*WHAT IS EXPECTED:*
What follows are records. Restate all of them word for word.

*DATA SHOWN:*
## start

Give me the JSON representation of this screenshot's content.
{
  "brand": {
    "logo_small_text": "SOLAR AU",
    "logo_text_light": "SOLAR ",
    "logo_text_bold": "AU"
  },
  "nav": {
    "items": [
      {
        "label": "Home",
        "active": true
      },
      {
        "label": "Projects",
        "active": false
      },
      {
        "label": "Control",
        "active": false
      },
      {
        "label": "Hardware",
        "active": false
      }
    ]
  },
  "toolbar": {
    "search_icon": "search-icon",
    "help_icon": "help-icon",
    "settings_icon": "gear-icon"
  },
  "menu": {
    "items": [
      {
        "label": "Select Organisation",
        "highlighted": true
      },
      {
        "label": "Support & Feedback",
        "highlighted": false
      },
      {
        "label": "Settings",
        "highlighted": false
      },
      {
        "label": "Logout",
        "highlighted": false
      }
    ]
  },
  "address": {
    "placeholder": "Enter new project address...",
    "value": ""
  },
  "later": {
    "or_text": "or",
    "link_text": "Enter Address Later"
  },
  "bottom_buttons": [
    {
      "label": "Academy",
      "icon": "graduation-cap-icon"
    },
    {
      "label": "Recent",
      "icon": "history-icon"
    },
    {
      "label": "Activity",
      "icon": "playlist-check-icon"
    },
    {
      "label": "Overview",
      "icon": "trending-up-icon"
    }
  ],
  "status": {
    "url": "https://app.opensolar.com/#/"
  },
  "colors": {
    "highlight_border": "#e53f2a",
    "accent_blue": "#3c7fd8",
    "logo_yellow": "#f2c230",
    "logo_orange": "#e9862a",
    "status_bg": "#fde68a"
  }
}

## end

*SOLUTION BELOW:*
Give me the JSON representation of this screenshot's content.
{
  "brand": {
    "logo_small_text": "SOLAR AU",
    "logo_text_light": "SOLAR ",
    "logo_text_bold": "AU"
  },
  "nav": {
    "items": [
      {
        "label": "Home",
        "active": true
      },
      {
        "label": "Projects",
        "active": false
      },
      {
        "label": "Control",
        "active": false
      },
      {
        "label": "Hardware",
        "active": false
      }
    ]
  },
  "toolbar": {
    "search_icon": "search-icon",
    "help_icon": "help-icon",
    "settings_icon": "gear-icon"
  },
  "menu": {
    "items": [
      {
        "label": "Select Organisation",
        "highlighted": true
      },
      {
        "label": "Support & Feedback",
        "highlighted": false
      },
      {
        "label": "Settings",
        "highlighted": false
      },
      {
        "label": "Logout",
        "highlighted": false
      }
    ]
  },
  "address": {
    "placeholder": "Enter new project address...",
    "value": ""
  },
  "later": {
    "or_text": "or",
    "link_text": "Enter Address Later"
  },
  "bottom_buttons": [
    {
      "label": "Academy",
      "icon": "graduation-cap-icon"
    },
    {
      "label": "Recent",
      "icon": "history-icon"
    },
    {
      "label": "Activity",
      "icon": "playlist-check-icon"
    },
    {
      "label": "Overview",
      "icon": "trending-up-icon"
    }
  ],
  "status": {
    "url": "https://app.opensolar.com/#/"
  },
  "colors": {
    "highlight_border": "#e53f2a",
    "accent_blue": "#3c7fd8",
    "logo_yellow": "#f2c230",
    "logo_orange": "#e9862a",
    "status_bg": "#fde68a"
  }
}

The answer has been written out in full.